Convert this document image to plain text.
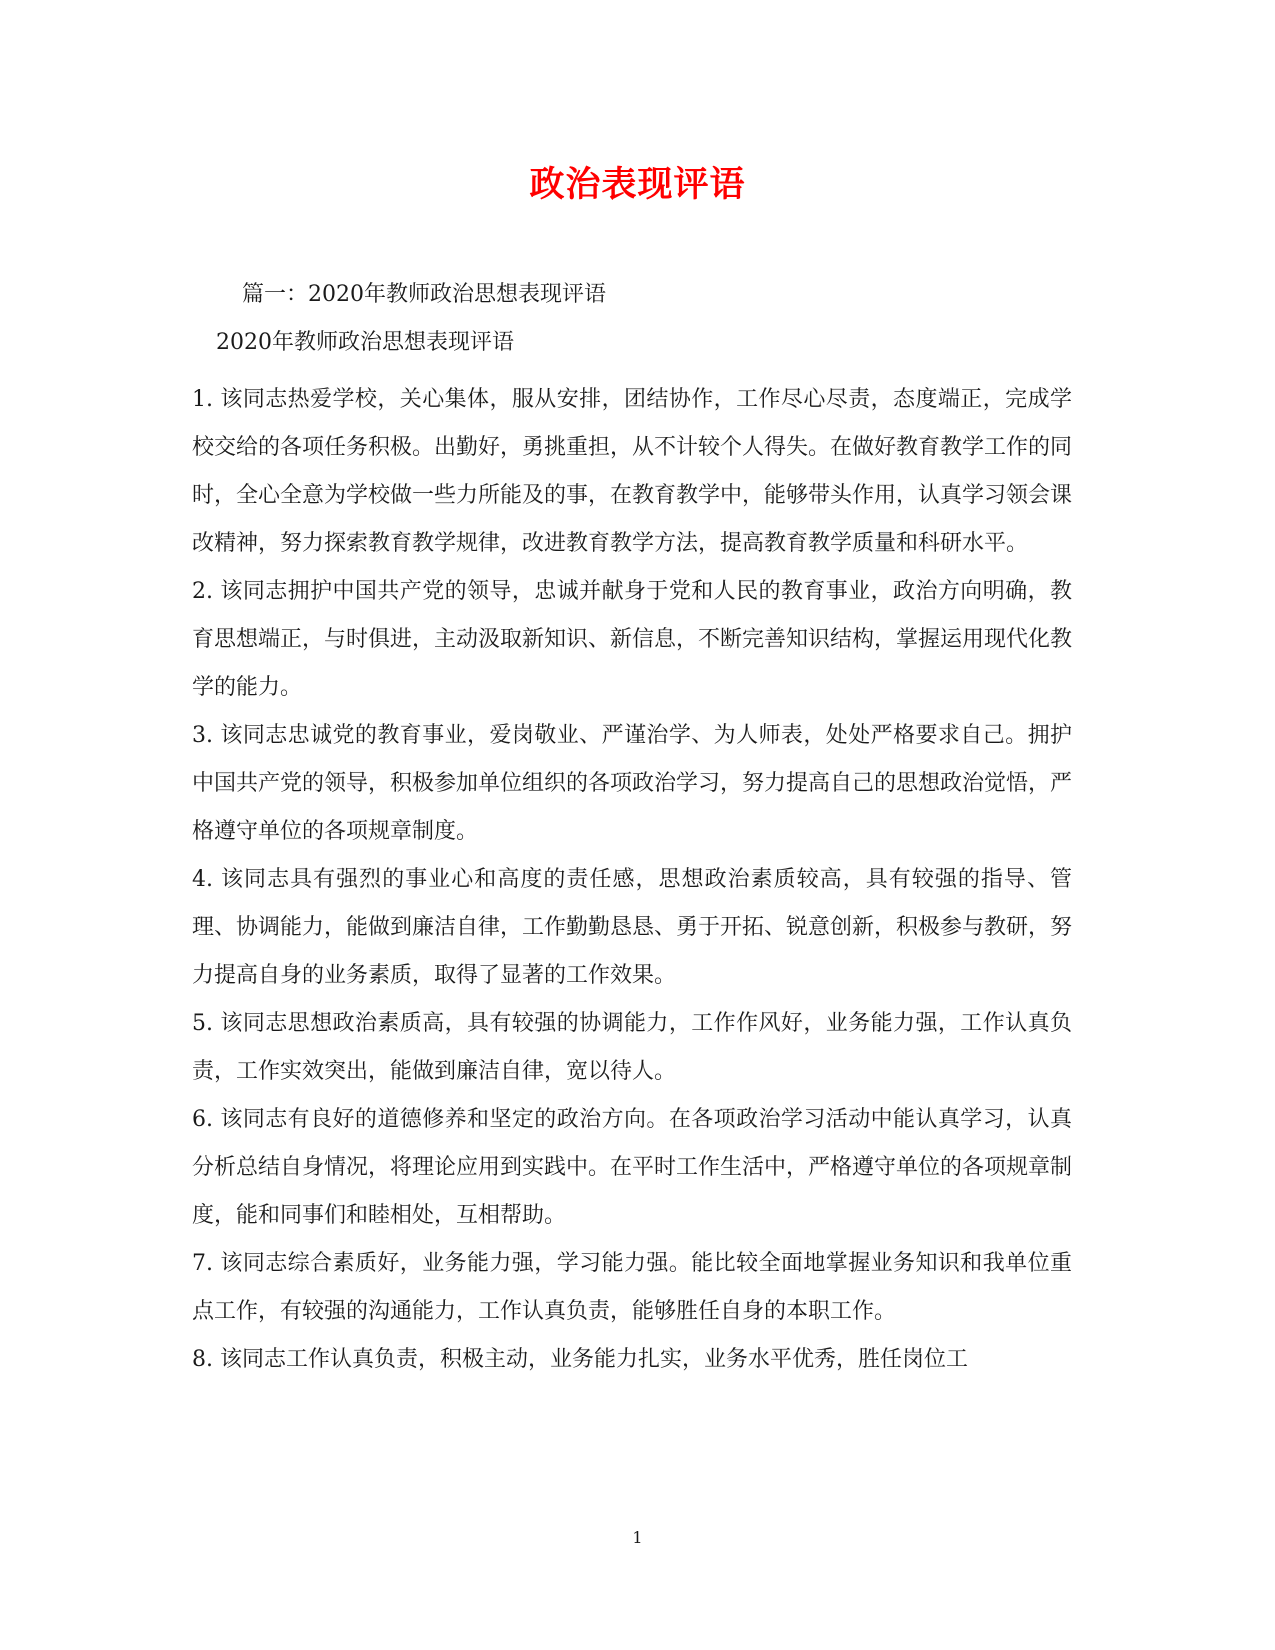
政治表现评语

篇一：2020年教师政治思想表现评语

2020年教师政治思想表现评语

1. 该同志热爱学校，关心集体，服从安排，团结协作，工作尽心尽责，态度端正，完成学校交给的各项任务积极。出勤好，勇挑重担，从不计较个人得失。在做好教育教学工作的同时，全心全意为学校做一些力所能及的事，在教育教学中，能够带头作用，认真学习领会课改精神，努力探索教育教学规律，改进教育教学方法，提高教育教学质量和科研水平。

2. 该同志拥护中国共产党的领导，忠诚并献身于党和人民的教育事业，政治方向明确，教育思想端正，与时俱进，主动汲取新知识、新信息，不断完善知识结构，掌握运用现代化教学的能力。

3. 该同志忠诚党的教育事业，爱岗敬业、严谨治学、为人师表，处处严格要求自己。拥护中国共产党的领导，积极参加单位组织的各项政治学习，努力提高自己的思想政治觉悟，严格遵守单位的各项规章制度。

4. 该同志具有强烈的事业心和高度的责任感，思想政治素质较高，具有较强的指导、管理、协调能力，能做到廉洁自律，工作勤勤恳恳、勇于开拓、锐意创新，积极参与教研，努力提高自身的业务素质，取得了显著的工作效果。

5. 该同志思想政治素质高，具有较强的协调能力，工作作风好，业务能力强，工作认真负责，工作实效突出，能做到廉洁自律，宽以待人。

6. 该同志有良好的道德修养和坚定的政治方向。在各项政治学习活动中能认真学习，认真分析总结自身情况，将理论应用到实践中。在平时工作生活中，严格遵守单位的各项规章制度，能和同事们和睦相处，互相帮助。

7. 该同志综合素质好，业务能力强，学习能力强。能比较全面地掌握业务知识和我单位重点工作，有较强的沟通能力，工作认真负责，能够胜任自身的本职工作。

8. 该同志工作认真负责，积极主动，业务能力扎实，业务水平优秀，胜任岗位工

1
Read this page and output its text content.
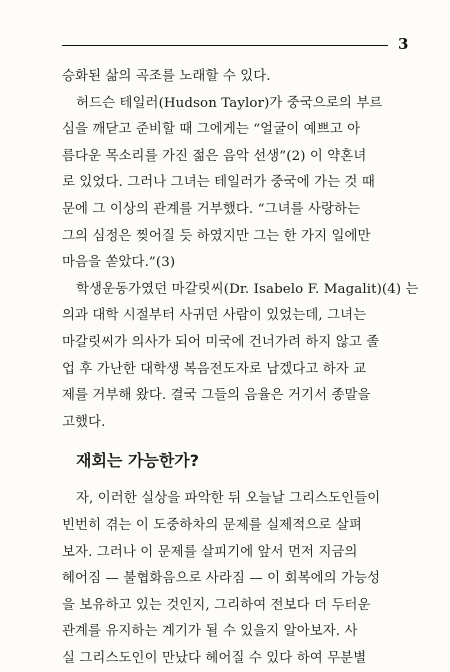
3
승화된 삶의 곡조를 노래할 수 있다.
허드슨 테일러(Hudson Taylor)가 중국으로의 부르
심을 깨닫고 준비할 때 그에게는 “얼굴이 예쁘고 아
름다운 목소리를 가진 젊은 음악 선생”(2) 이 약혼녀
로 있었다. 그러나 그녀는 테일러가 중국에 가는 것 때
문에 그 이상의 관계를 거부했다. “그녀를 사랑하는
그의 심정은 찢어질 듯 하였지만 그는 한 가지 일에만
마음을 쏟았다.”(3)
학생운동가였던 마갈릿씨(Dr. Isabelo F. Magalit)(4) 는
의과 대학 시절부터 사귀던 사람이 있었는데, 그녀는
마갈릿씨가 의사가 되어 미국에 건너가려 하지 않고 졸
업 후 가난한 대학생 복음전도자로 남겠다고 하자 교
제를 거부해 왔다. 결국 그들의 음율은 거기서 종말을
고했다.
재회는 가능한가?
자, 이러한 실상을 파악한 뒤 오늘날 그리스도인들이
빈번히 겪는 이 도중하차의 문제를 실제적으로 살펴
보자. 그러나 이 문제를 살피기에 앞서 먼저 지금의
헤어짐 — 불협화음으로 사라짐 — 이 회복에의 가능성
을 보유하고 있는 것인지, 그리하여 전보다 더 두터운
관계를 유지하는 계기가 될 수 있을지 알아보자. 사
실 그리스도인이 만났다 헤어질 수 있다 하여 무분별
━━━━━━━━━━━━━━━━━━━━━━━━━━━━━━
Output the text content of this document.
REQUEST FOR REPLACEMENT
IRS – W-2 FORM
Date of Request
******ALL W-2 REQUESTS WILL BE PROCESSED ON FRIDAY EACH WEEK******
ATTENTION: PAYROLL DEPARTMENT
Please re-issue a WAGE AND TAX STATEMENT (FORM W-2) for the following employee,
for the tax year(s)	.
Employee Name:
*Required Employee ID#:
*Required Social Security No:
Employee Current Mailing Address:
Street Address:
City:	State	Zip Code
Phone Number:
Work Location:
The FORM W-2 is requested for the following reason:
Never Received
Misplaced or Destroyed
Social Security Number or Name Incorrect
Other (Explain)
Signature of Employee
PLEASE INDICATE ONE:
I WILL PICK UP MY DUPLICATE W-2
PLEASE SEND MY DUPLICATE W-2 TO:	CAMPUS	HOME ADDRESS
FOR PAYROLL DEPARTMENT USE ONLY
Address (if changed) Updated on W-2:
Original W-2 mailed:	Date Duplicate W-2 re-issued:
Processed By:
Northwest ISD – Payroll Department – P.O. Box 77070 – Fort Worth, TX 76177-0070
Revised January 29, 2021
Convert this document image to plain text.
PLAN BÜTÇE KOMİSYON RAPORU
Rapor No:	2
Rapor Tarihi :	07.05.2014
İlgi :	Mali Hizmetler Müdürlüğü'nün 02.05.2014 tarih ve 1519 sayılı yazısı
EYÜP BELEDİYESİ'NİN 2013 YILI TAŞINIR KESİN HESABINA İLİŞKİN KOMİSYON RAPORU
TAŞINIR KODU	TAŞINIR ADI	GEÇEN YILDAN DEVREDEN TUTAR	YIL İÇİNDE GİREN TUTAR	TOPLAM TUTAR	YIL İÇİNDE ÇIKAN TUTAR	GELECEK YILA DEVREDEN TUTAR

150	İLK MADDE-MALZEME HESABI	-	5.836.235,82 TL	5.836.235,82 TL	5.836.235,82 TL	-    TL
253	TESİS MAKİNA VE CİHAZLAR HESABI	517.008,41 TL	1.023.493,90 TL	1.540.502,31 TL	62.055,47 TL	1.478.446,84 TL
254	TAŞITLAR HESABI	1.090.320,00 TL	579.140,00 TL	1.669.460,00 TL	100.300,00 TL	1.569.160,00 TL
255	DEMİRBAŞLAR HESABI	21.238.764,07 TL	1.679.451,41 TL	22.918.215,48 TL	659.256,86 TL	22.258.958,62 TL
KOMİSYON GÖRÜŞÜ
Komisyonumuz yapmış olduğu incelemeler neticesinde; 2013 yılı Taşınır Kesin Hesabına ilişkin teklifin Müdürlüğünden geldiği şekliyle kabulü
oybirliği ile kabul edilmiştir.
━━━━━━━━━━━━━━━━━━━━━━━━━━━━━━
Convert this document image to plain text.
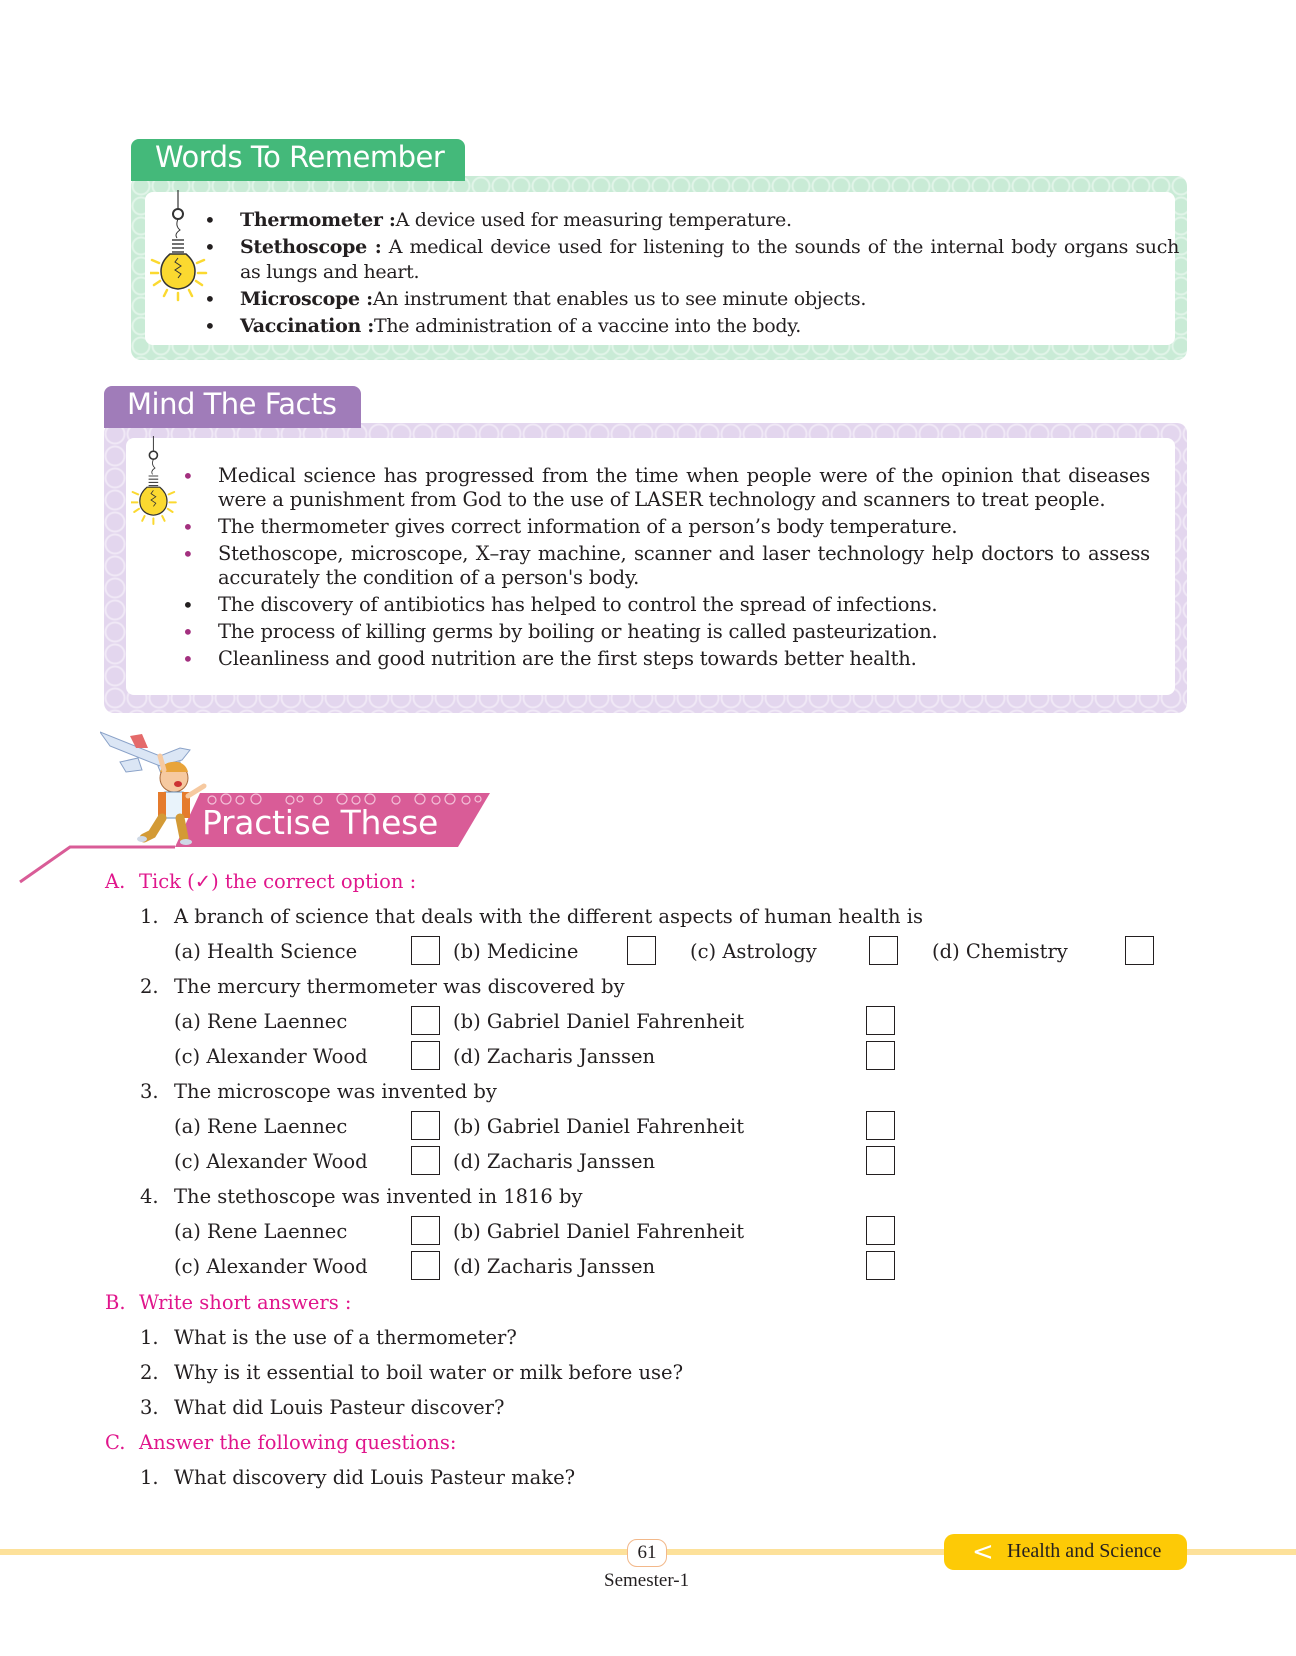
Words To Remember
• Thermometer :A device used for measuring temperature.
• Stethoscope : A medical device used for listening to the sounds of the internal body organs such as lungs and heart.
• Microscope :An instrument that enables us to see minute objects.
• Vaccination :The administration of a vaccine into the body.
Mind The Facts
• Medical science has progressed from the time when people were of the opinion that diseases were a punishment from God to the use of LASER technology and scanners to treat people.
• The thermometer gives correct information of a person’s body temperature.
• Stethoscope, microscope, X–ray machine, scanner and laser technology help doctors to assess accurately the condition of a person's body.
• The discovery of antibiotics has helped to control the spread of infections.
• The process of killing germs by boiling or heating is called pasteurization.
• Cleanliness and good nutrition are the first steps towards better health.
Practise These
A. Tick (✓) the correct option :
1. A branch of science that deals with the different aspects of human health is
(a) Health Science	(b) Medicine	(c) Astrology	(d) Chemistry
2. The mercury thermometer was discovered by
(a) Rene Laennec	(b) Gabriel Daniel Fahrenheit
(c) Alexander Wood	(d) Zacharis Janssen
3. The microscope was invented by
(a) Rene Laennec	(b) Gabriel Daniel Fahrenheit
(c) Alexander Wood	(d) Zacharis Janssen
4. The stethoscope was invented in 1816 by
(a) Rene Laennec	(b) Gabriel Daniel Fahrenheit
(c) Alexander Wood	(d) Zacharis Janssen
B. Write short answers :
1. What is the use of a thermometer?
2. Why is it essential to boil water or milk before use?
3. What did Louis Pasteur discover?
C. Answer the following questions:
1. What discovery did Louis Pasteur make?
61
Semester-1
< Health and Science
━━━━━━━━━━━━━━━━━━━━━━━━━━━━━━
Exercise: Pick out all lines from the data above in which the word "Louis" appears.

Solution to the problem:
3. What did Louis Pasteur discover?
1. What discovery did Louis Pasteur make?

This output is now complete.